DIRECTIONS FOR THIS TASK: Extract each line of the data below exactly as written.

** begin RECORDS FOR THE TASK **

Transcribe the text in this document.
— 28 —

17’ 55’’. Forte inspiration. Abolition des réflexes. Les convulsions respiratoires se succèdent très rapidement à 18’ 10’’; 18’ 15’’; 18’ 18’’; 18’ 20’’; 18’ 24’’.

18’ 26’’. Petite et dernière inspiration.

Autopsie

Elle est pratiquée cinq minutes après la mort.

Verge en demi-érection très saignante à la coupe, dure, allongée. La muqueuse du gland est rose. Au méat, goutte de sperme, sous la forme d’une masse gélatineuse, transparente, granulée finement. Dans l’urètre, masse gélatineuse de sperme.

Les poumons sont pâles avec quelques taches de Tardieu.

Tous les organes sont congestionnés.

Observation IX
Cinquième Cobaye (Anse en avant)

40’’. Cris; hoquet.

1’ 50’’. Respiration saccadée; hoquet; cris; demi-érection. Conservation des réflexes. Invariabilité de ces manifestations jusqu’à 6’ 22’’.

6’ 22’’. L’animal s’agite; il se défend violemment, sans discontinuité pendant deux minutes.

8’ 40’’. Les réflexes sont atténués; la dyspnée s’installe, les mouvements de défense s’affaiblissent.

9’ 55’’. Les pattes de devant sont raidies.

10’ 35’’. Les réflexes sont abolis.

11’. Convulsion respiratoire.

** end RECORDS FOR THE TASK **

SOLVED EXERCISE:
Transcribe the text in this document.
— 28 —

17’ 55’’. Forte inspiration. Abolition des réflexes. Les convulsions respiratoires se succèdent très rapidement à 18’ 10’’; 18’ 15’’; 18’ 18’’; 18’ 20’’; 18’ 24’’.

18’ 26’’. Petite et dernière inspiration.

Autopsie

Elle est pratiquée cinq minutes après la mort.

Verge en demi-érection très saignante à la coupe, dure, allongée. La muqueuse du gland est rose. Au méat, goutte de sperme, sous la forme d’une masse gélatineuse, transparente, granulée finement. Dans l’urètre, masse gélatineuse de sperme.

Les poumons sont pâles avec quelques taches de Tardieu.

Tous les organes sont congestionnés.

Observation IX
Cinquième Cobaye (Anse en avant)

40’’. Cris; hoquet.

1’ 50’’. Respiration saccadée; hoquet; cris; demi-érection. Conservation des réflexes. Invariabilité de ces manifestations jusqu’à 6’ 22’’.

6’ 22’’. L’animal s’agite; il se défend violemment, sans discontinuité pendant deux minutes.

8’ 40’’. Les réflexes sont atténués; la dyspnée s’installe, les mouvements de défense s’affaiblissent.

9’ 55’’. Les pattes de devant sont raidies.

10’ 35’’. Les réflexes sont abolis.

11’. Convulsion respiratoire.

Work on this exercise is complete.